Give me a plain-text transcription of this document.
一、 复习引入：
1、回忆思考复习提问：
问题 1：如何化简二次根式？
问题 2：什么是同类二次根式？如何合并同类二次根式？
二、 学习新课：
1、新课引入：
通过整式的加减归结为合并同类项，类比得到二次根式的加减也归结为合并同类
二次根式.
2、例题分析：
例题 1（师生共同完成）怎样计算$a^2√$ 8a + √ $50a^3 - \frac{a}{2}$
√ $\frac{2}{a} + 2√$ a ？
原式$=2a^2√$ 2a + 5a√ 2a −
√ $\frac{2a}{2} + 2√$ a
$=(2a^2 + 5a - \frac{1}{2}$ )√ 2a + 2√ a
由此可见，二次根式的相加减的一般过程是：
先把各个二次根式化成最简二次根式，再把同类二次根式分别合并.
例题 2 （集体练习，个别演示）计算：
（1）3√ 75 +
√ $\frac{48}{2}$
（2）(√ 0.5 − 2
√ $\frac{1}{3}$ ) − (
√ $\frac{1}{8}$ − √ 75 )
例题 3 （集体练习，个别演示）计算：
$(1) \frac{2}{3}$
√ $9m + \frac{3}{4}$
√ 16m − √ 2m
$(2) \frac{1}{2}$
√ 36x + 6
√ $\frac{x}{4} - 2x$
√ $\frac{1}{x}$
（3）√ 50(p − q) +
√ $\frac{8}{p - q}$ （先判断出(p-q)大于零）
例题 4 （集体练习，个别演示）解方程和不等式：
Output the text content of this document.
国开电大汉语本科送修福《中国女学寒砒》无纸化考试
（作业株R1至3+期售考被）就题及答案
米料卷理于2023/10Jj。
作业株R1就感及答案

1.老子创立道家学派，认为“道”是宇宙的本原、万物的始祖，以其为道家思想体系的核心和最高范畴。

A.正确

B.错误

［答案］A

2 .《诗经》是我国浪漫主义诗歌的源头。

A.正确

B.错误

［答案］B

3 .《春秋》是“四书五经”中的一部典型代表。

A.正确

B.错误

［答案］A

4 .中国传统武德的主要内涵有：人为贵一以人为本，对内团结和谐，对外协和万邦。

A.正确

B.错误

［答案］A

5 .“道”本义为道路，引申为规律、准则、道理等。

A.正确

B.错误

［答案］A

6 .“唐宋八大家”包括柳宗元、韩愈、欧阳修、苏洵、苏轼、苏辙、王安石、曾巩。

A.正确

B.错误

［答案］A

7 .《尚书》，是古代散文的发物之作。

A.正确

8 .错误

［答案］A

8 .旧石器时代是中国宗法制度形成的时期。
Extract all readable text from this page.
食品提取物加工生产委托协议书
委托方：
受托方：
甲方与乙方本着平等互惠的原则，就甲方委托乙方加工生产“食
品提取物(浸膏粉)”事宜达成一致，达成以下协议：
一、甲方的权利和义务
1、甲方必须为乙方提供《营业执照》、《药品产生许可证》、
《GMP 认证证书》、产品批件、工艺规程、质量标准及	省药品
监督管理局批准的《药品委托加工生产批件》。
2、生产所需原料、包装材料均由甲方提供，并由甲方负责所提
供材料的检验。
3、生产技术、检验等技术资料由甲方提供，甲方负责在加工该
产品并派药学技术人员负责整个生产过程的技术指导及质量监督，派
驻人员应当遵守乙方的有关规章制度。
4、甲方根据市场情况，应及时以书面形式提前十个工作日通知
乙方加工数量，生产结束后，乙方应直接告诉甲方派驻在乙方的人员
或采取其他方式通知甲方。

-- -- --

Request >>
Return the entries above exactly as they appear.

Task result >>
Give me a plain-text transcription of this document.
一、 复习引入：
1、回忆思考复习提问：
问题 1：如何化简二次根式？
问题 2：什么是同类二次根式？如何合并同类二次根式？
二、 学习新课：
1、新课引入：
通过整式的加减归结为合并同类项，类比得到二次根式的加减也归结为合并同类
二次根式.
2、例题分析：
例题 1（师生共同完成）怎样计算$a^2√$ 8a + √ $50a^3 - \frac{a}{2}$
√ $\frac{2}{a} + 2√$ a ？
原式$=2a^2√$ 2a + 5a√ 2a −
√ $\frac{2a}{2} + 2√$ a
$=(2a^2 + 5a - \frac{1}{2}$ )√ 2a + 2√ a
由此可见，二次根式的相加减的一般过程是：
先把各个二次根式化成最简二次根式，再把同类二次根式分别合并.
例题 2 （集体练习，个别演示）计算：
（1）3√ 75 +
√ $\frac{48}{2}$
（2）(√ 0.5 − 2
√ $\frac{1}{3}$ ) − (
√ $\frac{1}{8}$ − √ 75 )
例题 3 （集体练习，个别演示）计算：
$(1) \frac{2}{3}$
√ $9m + \frac{3}{4}$
√ 16m − √ 2m
$(2) \frac{1}{2}$
√ 36x + 6
√ $\frac{x}{4} - 2x$
√ $\frac{1}{x}$
（3）√ 50(p − q) +
√ $\frac{8}{p - q}$ （先判断出(p-q)大于零）
例题 4 （集体练习，个别演示）解方程和不等式：
Output the text content of this document.
国开电大汉语本科送修福《中国女学寒砒》无纸化考试
（作业株R1至3+期售考被）就题及答案
米料卷理于2023/10Jj。
作业株R1就感及答案

1.老子创立道家学派，认为“道”是宇宙的本原、万物的始祖，以其为道家思想体系的核心和最高范畴。

A.正确

B.错误

［答案］A

2 .《诗经》是我国浪漫主义诗歌的源头。

A.正确

B.错误

［答案］B

3 .《春秋》是“四书五经”中的一部典型代表。

A.正确

B.错误

［答案］A

4 .中国传统武德的主要内涵有：人为贵一以人为本，对内团结和谐，对外协和万邦。

A.正确

B.错误

［答案］A

5 .“道”本义为道路，引申为规律、准则、道理等。

A.正确

B.错误

［答案］A

6 .“唐宋八大家”包括柳宗元、韩愈、欧阳修、苏洵、苏轼、苏辙、王安石、曾巩。

A.正确

B.错误

［答案］A

7 .《尚书》，是古代散文的发物之作。

A.正确

8 .错误

［答案］A

8 .旧石器时代是中国宗法制度形成的时期。
Extract all readable text from this page.
食品提取物加工生产委托协议书
委托方：
受托方：
甲方与乙方本着平等互惠的原则，就甲方委托乙方加工生产“食
品提取物(浸膏粉)”事宜达成一致，达成以下协议：
一、甲方的权利和义务
1、甲方必须为乙方提供《营业执照》、《药品产生许可证》、
《GMP 认证证书》、产品批件、工艺规程、质量标准及	省药品
监督管理局批准的《药品委托加工生产批件》。
2、生产所需原料、包装材料均由甲方提供，并由甲方负责所提
供材料的检验。
3、生产技术、检验等技术资料由甲方提供，甲方负责在加工该
产品并派药学技术人员负责整个生产过程的技术指导及质量监督，派
驻人员应当遵守乙方的有关规章制度。
4、甲方根据市场情况，应及时以书面形式提前十个工作日通知
乙方加工数量，生产结束后，乙方应直接告诉甲方派驻在乙方的人员
或采取其他方式通知甲方。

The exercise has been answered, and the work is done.